#### Instructions for the task:
Collect every line below that contains the word "with".
## START
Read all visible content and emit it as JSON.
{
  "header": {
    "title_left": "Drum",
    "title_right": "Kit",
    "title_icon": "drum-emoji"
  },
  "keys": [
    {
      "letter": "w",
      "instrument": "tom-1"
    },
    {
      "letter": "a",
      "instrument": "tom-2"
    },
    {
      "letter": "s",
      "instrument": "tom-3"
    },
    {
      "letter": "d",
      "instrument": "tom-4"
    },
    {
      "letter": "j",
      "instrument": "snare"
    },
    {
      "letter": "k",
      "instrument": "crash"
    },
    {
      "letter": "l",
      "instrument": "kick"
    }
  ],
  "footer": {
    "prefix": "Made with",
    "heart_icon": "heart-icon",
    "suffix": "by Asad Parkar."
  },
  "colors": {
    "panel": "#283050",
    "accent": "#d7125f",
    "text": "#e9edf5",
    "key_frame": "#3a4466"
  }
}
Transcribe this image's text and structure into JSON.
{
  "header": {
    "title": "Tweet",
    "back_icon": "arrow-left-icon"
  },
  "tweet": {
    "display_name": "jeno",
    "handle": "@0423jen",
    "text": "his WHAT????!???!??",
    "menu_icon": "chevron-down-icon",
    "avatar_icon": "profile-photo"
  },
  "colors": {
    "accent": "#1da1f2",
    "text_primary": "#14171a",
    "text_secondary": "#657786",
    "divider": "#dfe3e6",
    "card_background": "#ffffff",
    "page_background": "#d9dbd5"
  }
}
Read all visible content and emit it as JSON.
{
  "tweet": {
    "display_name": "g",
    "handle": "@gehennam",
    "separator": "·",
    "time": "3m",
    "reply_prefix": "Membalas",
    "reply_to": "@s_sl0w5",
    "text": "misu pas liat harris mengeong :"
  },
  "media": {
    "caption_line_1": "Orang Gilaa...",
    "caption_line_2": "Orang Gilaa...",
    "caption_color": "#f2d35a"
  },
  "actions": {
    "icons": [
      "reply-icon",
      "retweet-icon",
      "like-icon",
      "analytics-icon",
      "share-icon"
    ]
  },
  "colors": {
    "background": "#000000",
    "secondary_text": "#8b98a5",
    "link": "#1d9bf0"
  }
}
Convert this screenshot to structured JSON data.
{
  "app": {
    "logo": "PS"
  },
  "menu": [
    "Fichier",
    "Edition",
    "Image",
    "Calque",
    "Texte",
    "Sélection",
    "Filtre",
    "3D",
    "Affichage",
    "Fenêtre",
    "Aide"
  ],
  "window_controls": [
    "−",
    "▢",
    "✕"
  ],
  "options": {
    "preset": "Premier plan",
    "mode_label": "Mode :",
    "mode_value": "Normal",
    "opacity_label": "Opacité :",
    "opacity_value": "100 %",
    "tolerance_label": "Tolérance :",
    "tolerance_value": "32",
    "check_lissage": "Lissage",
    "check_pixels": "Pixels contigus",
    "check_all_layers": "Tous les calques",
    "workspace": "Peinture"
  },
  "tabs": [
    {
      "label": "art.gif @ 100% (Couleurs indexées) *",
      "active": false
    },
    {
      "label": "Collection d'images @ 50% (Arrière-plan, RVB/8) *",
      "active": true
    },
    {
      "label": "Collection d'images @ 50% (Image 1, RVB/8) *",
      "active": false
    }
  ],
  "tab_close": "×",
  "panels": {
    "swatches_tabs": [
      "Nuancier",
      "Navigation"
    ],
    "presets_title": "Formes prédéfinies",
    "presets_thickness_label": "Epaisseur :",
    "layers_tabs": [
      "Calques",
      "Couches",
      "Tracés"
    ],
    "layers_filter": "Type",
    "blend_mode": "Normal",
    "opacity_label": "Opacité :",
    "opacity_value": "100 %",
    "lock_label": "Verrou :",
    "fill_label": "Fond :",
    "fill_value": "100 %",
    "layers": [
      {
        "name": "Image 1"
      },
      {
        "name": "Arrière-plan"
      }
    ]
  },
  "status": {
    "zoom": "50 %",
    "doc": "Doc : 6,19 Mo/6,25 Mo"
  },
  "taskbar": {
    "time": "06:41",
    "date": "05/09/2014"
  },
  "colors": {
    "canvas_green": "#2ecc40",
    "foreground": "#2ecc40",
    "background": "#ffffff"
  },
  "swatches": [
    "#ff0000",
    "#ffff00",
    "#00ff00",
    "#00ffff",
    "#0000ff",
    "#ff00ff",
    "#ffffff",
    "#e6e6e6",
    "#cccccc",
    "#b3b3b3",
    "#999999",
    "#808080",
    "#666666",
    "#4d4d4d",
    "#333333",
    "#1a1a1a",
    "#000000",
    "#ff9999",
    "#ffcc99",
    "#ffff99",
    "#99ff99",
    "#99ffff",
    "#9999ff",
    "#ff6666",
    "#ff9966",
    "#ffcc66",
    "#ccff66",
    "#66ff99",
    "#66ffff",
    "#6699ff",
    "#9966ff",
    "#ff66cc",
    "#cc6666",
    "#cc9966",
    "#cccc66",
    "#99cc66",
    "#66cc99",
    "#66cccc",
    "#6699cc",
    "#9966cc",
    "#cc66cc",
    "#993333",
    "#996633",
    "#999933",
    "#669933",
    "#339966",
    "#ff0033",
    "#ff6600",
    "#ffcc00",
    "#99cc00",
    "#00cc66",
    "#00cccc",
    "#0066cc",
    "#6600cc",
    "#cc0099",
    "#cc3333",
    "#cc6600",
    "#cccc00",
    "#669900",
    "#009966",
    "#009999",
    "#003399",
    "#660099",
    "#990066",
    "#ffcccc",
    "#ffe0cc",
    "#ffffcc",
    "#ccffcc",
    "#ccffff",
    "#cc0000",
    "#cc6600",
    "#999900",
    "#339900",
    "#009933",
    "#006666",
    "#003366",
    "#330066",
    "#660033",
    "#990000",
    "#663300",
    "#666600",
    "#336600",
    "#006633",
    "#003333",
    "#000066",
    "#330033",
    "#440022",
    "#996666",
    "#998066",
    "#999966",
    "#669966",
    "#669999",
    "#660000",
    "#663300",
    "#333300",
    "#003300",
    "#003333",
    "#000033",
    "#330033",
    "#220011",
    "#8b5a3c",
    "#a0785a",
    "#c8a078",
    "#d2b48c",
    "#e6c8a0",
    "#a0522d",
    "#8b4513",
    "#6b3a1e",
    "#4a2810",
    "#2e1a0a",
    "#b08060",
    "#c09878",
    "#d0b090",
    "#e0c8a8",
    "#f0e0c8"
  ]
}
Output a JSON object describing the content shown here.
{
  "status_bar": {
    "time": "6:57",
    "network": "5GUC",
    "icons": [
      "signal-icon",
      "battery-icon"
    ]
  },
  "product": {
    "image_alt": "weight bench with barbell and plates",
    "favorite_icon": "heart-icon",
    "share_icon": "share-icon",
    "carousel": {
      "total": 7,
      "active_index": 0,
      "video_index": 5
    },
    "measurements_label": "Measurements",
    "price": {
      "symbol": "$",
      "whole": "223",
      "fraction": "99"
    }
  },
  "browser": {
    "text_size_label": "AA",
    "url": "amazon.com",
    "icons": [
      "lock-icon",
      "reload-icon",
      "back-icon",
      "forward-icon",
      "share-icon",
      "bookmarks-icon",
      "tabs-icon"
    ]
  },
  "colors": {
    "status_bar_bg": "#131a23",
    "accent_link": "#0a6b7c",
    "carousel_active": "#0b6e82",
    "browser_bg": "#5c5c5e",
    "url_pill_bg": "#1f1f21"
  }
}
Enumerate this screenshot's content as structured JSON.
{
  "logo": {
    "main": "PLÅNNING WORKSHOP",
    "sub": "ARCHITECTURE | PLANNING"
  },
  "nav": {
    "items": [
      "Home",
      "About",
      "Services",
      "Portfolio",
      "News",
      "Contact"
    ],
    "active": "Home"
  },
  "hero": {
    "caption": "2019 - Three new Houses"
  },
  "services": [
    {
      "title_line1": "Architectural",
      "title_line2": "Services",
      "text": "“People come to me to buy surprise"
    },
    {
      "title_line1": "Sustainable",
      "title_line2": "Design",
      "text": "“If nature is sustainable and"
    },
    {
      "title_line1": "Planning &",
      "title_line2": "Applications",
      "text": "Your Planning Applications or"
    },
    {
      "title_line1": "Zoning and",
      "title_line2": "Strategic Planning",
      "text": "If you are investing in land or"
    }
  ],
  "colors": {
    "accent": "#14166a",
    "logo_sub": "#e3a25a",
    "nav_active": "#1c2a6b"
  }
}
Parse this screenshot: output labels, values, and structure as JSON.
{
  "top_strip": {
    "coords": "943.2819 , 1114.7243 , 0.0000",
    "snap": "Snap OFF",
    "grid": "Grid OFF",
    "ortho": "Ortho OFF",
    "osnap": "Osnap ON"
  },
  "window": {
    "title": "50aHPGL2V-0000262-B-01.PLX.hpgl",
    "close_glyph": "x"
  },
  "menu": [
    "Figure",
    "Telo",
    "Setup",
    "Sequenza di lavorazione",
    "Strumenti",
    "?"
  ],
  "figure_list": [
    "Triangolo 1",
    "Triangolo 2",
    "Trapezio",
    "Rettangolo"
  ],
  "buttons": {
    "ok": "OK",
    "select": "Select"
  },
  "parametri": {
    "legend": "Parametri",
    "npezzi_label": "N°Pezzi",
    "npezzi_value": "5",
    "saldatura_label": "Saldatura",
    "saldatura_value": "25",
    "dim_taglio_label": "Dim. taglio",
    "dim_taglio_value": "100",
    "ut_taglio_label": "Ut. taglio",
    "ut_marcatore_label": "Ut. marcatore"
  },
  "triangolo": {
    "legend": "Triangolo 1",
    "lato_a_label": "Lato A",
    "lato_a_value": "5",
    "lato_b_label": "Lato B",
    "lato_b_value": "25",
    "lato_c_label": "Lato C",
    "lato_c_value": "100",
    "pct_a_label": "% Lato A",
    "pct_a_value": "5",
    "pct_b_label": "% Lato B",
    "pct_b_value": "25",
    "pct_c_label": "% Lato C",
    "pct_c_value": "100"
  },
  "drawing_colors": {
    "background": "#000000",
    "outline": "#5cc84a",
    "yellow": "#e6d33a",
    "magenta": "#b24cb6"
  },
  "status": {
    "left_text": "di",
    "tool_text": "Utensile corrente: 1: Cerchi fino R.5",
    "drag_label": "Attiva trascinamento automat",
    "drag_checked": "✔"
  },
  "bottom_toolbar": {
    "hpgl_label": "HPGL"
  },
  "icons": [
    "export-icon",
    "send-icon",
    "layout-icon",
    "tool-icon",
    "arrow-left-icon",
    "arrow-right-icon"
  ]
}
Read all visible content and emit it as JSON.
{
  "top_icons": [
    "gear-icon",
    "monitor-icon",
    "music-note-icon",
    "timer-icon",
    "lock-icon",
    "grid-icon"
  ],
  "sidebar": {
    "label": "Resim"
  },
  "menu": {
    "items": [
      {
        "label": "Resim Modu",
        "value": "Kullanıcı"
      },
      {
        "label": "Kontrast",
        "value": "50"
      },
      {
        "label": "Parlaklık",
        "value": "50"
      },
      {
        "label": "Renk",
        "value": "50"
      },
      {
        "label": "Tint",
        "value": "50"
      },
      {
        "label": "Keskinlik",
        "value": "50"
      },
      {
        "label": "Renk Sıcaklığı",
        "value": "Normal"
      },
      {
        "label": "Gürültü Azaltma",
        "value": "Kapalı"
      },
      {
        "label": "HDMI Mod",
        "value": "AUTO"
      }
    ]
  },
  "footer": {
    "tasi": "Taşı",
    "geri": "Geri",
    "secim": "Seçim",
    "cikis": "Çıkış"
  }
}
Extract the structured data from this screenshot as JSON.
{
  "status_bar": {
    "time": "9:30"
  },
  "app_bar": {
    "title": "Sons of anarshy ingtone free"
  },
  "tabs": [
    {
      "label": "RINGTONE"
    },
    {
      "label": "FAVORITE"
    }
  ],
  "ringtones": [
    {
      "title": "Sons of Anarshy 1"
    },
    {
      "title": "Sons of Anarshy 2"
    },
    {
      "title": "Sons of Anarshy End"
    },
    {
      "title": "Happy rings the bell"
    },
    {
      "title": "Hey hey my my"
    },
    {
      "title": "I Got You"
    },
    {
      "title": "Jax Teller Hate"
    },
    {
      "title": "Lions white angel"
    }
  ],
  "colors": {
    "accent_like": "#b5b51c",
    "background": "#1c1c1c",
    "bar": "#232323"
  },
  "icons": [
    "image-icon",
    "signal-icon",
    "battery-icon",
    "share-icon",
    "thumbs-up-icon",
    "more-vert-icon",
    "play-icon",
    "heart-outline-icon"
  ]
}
## END
#### Exercise response:
    "prefix": "Made with",
    "image_alt": "weight bench with barbell and plates",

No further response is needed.